Work required | Among the records below, find each line that includes the string "this" and copy it.

▽

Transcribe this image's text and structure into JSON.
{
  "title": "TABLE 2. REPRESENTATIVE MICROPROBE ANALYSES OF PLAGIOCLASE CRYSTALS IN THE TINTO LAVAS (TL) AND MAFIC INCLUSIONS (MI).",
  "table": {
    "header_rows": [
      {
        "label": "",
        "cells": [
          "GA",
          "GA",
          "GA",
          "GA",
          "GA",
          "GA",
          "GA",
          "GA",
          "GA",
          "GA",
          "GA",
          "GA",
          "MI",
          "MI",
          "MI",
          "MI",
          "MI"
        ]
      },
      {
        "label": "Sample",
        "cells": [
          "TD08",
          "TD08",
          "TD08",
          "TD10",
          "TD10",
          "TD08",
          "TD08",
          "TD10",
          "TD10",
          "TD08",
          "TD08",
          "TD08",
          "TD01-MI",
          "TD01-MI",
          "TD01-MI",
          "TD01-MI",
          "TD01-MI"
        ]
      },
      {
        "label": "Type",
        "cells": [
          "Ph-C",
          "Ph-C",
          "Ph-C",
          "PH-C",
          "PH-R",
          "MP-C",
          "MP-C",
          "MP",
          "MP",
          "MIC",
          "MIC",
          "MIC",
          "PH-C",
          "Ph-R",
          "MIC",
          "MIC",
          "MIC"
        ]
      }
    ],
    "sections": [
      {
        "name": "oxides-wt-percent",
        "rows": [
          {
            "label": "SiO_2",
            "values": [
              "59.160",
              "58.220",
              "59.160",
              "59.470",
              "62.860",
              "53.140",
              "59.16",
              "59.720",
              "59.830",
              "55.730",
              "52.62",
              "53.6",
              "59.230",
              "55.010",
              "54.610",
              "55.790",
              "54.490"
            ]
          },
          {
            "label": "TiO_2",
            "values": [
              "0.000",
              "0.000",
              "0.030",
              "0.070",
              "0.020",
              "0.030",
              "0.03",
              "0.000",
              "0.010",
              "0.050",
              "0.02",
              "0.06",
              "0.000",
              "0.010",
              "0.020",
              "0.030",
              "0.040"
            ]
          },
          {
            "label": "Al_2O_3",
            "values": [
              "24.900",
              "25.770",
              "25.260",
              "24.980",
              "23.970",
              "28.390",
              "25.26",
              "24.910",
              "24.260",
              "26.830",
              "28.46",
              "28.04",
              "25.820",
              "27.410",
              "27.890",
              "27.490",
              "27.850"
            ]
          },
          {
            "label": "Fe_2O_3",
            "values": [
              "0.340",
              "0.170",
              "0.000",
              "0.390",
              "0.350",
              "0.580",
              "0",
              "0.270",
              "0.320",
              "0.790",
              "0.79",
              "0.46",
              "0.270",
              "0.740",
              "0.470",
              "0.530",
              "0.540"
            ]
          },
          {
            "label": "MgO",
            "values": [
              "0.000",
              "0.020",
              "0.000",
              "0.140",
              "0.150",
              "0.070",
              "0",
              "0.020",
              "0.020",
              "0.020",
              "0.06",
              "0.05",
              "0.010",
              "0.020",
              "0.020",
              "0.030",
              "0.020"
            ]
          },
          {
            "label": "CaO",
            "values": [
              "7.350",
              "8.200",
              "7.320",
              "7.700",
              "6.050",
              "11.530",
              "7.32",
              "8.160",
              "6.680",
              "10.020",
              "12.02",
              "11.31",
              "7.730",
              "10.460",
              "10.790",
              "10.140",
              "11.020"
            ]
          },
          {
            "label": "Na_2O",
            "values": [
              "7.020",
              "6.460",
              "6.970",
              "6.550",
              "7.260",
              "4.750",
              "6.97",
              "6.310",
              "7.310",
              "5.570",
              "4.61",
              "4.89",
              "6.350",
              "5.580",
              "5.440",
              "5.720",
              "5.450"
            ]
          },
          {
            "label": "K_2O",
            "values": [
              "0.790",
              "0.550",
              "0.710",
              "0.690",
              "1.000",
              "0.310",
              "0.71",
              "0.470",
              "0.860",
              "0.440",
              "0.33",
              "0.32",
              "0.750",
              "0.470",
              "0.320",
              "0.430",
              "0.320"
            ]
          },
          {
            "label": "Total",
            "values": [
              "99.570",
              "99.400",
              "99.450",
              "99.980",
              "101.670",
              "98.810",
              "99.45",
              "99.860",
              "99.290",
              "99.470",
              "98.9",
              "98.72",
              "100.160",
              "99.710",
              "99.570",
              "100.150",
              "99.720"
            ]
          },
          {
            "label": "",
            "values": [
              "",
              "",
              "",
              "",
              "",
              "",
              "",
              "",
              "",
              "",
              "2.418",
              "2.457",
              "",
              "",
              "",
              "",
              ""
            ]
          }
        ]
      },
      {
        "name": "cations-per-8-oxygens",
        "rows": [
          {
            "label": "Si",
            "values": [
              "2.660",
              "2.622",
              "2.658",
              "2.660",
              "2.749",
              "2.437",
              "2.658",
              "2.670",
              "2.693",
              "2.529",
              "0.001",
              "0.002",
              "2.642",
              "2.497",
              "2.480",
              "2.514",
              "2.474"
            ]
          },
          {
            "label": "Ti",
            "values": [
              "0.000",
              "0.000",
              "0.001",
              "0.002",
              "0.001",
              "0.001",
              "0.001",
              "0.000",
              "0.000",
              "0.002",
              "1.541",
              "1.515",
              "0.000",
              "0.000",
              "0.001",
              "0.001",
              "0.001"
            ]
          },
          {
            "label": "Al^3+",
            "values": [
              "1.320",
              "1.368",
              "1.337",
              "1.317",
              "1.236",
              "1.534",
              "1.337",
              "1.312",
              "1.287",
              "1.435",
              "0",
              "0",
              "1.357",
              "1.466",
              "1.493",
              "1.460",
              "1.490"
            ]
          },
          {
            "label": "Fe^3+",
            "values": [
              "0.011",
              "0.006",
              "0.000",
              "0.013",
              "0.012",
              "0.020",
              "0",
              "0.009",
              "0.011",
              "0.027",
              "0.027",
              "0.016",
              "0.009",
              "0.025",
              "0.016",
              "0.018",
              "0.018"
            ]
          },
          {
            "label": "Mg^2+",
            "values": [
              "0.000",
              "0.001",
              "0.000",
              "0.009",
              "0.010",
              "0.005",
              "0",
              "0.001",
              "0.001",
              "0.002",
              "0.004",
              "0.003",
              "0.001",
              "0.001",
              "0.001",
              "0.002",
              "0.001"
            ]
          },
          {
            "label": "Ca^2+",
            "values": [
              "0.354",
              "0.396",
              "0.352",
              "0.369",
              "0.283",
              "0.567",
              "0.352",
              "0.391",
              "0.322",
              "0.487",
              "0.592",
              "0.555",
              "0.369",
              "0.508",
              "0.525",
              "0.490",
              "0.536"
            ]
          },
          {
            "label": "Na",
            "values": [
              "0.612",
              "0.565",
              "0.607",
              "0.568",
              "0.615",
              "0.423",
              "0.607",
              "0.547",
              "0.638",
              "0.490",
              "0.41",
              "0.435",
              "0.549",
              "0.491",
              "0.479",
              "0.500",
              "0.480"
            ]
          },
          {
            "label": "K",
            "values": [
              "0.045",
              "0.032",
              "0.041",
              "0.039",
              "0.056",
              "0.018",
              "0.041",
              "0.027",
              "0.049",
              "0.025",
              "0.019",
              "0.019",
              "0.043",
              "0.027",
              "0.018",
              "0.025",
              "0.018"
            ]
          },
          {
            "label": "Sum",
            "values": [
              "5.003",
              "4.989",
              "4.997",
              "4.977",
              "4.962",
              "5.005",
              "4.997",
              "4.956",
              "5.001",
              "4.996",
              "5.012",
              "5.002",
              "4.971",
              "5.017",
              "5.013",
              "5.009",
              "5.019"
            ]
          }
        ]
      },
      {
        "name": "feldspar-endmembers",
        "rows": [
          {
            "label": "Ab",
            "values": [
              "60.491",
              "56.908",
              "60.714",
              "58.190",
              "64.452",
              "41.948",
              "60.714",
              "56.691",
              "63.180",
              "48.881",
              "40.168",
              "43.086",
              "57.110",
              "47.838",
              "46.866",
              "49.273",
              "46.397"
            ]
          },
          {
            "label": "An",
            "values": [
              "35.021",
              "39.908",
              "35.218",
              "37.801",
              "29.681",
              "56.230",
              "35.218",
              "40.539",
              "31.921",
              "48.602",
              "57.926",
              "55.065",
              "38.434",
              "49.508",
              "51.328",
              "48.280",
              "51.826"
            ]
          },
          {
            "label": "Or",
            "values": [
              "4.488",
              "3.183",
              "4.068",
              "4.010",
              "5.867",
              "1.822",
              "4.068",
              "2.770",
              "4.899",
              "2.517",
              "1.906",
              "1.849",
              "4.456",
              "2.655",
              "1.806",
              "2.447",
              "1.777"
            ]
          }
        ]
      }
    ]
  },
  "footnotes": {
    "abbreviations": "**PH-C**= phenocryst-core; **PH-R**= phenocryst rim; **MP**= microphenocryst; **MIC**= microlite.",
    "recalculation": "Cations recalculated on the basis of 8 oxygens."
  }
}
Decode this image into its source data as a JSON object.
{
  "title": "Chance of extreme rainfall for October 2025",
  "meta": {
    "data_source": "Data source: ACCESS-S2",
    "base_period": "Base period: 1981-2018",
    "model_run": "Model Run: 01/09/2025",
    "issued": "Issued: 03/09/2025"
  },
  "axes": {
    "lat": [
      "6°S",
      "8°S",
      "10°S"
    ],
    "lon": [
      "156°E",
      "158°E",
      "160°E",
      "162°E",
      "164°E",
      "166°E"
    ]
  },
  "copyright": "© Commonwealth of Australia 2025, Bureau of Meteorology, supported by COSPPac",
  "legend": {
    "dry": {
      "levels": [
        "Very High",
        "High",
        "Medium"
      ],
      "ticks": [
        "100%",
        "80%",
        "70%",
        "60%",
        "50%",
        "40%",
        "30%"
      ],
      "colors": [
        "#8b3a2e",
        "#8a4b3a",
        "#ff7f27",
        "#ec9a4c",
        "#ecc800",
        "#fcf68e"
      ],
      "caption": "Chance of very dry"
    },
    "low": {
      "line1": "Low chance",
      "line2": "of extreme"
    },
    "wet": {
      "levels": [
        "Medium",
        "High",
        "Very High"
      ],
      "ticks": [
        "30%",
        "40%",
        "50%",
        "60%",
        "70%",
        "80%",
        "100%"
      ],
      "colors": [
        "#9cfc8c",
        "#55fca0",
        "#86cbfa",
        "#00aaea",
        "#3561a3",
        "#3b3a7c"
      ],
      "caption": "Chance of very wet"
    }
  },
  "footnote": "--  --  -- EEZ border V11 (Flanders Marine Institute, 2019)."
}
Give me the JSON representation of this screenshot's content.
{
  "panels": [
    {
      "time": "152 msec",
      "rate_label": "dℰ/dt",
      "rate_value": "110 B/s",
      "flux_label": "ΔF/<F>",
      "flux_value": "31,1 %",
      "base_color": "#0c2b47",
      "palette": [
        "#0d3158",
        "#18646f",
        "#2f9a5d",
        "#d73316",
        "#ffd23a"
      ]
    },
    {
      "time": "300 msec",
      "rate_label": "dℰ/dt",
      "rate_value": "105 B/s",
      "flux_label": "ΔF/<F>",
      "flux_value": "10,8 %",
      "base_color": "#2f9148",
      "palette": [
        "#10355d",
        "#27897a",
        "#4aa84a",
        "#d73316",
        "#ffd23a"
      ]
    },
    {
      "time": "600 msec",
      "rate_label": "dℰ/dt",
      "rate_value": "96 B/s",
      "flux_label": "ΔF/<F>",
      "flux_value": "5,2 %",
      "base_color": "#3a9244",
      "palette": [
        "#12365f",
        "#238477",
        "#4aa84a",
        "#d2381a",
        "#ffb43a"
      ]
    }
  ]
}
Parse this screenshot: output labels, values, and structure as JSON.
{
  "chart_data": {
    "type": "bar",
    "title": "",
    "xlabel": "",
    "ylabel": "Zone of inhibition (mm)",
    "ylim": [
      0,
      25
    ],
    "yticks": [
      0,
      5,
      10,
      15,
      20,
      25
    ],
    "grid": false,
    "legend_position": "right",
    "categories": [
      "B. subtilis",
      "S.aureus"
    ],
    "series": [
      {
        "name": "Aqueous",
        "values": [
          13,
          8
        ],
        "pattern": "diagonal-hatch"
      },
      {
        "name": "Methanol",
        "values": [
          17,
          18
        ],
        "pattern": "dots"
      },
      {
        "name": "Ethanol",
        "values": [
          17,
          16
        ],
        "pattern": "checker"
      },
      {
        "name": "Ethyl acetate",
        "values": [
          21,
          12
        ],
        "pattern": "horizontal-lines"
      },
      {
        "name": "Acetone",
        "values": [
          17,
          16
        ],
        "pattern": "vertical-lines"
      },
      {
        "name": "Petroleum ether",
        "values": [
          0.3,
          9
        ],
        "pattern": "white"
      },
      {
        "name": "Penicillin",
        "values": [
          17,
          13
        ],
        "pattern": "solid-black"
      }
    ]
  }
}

△

Written solution |
Transcribe this image's text and structure into JSON.
Decode this image into its source data as a JSON object.
Give me the JSON representation of this screenshot's content.
Parse this screenshot: output labels, values, and structure as JSON.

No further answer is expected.